- _EXERCISE TASK_: Every entry below should be transcribed exactly; pictures stay out of the copy.

- _DATASET EXCERPTS_:
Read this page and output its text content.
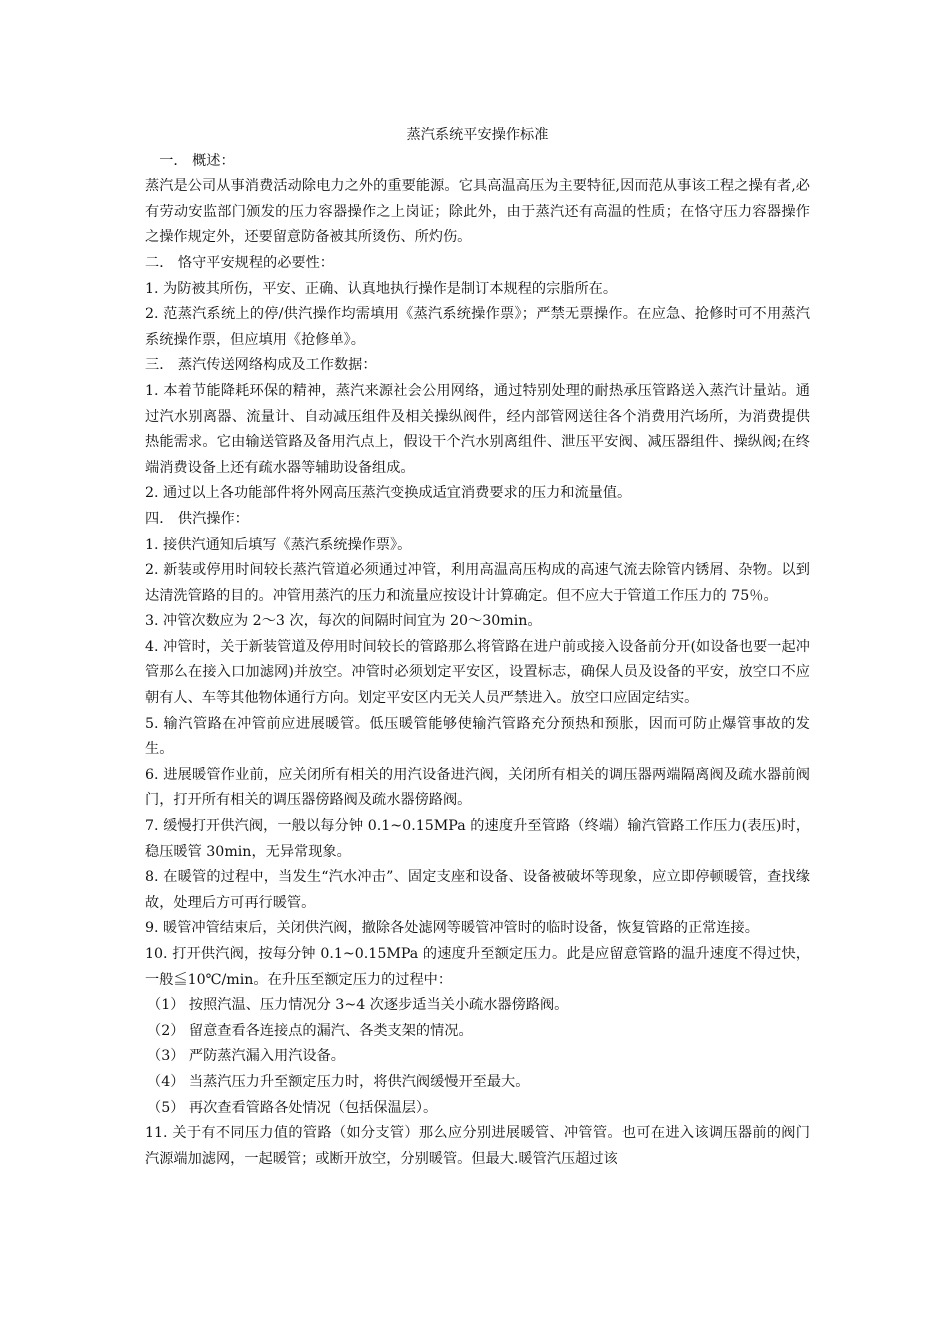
蒸汽系统平安操作标准
　一． 概述：
蒸汽是公司从事消费活动除电力之外的重要能源。它具高温高压为主要特征,因而范从事该工程之操有者,必有劳动安监部门颁发的压力容器操作之上岗证；除此外，由于蒸汽还有高温的性质；在恪守压力容器操作之操作规定外，还要留意防备被其所烫伤、所灼伤。
二． 恪守平安规程的必要性：
1. 为防被其所伤，平安、正确、认真地执行操作是制订本规程的宗脂所在。
2. 范蒸汽系统上的停/供汽操作均需填用《蒸汽系统操作票》；严禁无票操作。在应急、抢修时可不用蒸汽系统操作票，但应填用《抢修单》。
三． 蒸汽传送网络构成及工作数据：
1. 本着节能降耗环保的精神，蒸汽来源社会公用网络，通过特别处理的耐热承压管路送入蒸汽计量站。通过汽水别离器、流量计、自动减压组件及相关操纵阀件，经内部管网送往各个消费用汽场所，为消费提供热能需求。它由输送管路及备用汽点上，假设干个汽水别离组件、泄压平安阀、减压器组件、操纵阀;在终端消费设备上还有疏水器等辅助设备组成。
2. 通过以上各功能部件将外网高压蒸汽变换成适宜消费要求的压力和流量值。
四． 供汽操作：
1. 接供汽通知后填写《蒸汽系统操作票》。
2. 新装或停用时间较长蒸汽管道必须通过冲管，利用高温高压构成的高速气流去除管内锈屑、杂物。以到达清洗管路的目的。冲管用蒸汽的压力和流量应按设计计算确定。但不应大于管道工作压力的 75％。
3. 冲管次数应为 2～3 次，每次的间隔时间宜为 20～30min。
4. 冲管时，关于新装管道及停用时间较长的管路那么将管路在进户前或接入设备前分开(如设备也要一起冲管那么在接入口加滤网)并放空。冲管时必须划定平安区，设置标志，确保人员及设备的平安，放空口不应朝有人、车等其他物体通行方向。划定平安区内无关人员严禁进入。放空口应固定结实。
5. 输汽管路在冲管前应进展暖管。低压暖管能够使输汽管路充分预热和预胀，因而可防止爆管事故的发生。
6. 进展暖管作业前，应关闭所有相关的用汽设备进汽阀，关闭所有相关的调压器两端隔离阀及疏水器前阀门，打开所有相关的调压器傍路阀及疏水器傍路阀。
7. 缓慢打开供汽阀，一般以每分钟 0.1~0.15MPa 的速度升至管路（终端）输汽管路工作压力(表压)时，稳压暖管 30min，无异常现象。
8. 在暖管的过程中，当发生“汽水冲击”、固定支座和设备、设备被破坏等现象，应立即停顿暖管，查找缘故，处理后方可再行暖管。
9. 暖管冲管结束后，关闭供汽阀，撤除各处滤网等暖管冲管时的临时设备，恢复管路的正常连接。
10. 打开供汽阀，按每分钟 0.1~0.15MPa 的速度升至额定压力。此是应留意管路的温升速度不得过快，一般≦10℃/min。在升压至额定压力的过程中：
（1） 按照汽温、压力情况分 3~4 次逐步适当关小疏水器傍路阀。
（2） 留意查看各连接点的漏汽、各类支架的情况。
（3） 严防蒸汽漏入用汽设备。
（4） 当蒸汽压力升至额定压力时，将供汽阀缓慢开至最大。
（5） 再次查看管路各处情况（包括保温层）。
11. 关于有不同压力值的管路（如分支管）那么应分别进展暖管、冲管管。也可在进入该调压器前的阀门汽源端加滤网，一起暖管；或断开放空，分别暖管。但最大.暖管汽压超过该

- _EXERCISE SOLUTION_:
Read this page and output its text content.
蒸汽系统平安操作标准
　一． 概述：
蒸汽是公司从事消费活动除电力之外的重要能源。它具高温高压为主要特征,因而范从事该工程之操有者,必有劳动安监部门颁发的压力容器操作之上岗证；除此外，由于蒸汽还有高温的性质；在恪守压力容器操作之操作规定外，还要留意防备被其所烫伤、所灼伤。
二． 恪守平安规程的必要性：
1. 为防被其所伤，平安、正确、认真地执行操作是制订本规程的宗脂所在。
2. 范蒸汽系统上的停/供汽操作均需填用《蒸汽系统操作票》；严禁无票操作。在应急、抢修时可不用蒸汽系统操作票，但应填用《抢修单》。
三． 蒸汽传送网络构成及工作数据：
1. 本着节能降耗环保的精神，蒸汽来源社会公用网络，通过特别处理的耐热承压管路送入蒸汽计量站。通过汽水别离器、流量计、自动减压组件及相关操纵阀件，经内部管网送往各个消费用汽场所，为消费提供热能需求。它由输送管路及备用汽点上，假设干个汽水别离组件、泄压平安阀、减压器组件、操纵阀;在终端消费设备上还有疏水器等辅助设备组成。
2. 通过以上各功能部件将外网高压蒸汽变换成适宜消费要求的压力和流量值。
四． 供汽操作：
1. 接供汽通知后填写《蒸汽系统操作票》。
2. 新装或停用时间较长蒸汽管道必须通过冲管，利用高温高压构成的高速气流去除管内锈屑、杂物。以到达清洗管路的目的。冲管用蒸汽的压力和流量应按设计计算确定。但不应大于管道工作压力的 75％。
3. 冲管次数应为 2～3 次，每次的间隔时间宜为 20～30min。
4. 冲管时，关于新装管道及停用时间较长的管路那么将管路在进户前或接入设备前分开(如设备也要一起冲管那么在接入口加滤网)并放空。冲管时必须划定平安区，设置标志，确保人员及设备的平安，放空口不应朝有人、车等其他物体通行方向。划定平安区内无关人员严禁进入。放空口应固定结实。
5. 输汽管路在冲管前应进展暖管。低压暖管能够使输汽管路充分预热和预胀，因而可防止爆管事故的发生。
6. 进展暖管作业前，应关闭所有相关的用汽设备进汽阀，关闭所有相关的调压器两端隔离阀及疏水器前阀门，打开所有相关的调压器傍路阀及疏水器傍路阀。
7. 缓慢打开供汽阀，一般以每分钟 0.1~0.15MPa 的速度升至管路（终端）输汽管路工作压力(表压)时，稳压暖管 30min，无异常现象。
8. 在暖管的过程中，当发生“汽水冲击”、固定支座和设备、设备被破坏等现象，应立即停顿暖管，查找缘故，处理后方可再行暖管。
9. 暖管冲管结束后，关闭供汽阀，撤除各处滤网等暖管冲管时的临时设备，恢复管路的正常连接。
10. 打开供汽阀，按每分钟 0.1~0.15MPa 的速度升至额定压力。此是应留意管路的温升速度不得过快，一般≦10℃/min。在升压至额定压力的过程中：
（1） 按照汽温、压力情况分 3~4 次逐步适当关小疏水器傍路阀。
（2） 留意查看各连接点的漏汽、各类支架的情况。
（3） 严防蒸汽漏入用汽设备。
（4） 当蒸汽压力升至额定压力时，将供汽阀缓慢开至最大。
（5） 再次查看管路各处情况（包括保温层）。
11. 关于有不同压力值的管路（如分支管）那么应分别进展暖管、冲管管。也可在进入该调压器前的阀门汽源端加滤网，一起暖管；或断开放空，分别暖管。但最大.暖管汽压超过该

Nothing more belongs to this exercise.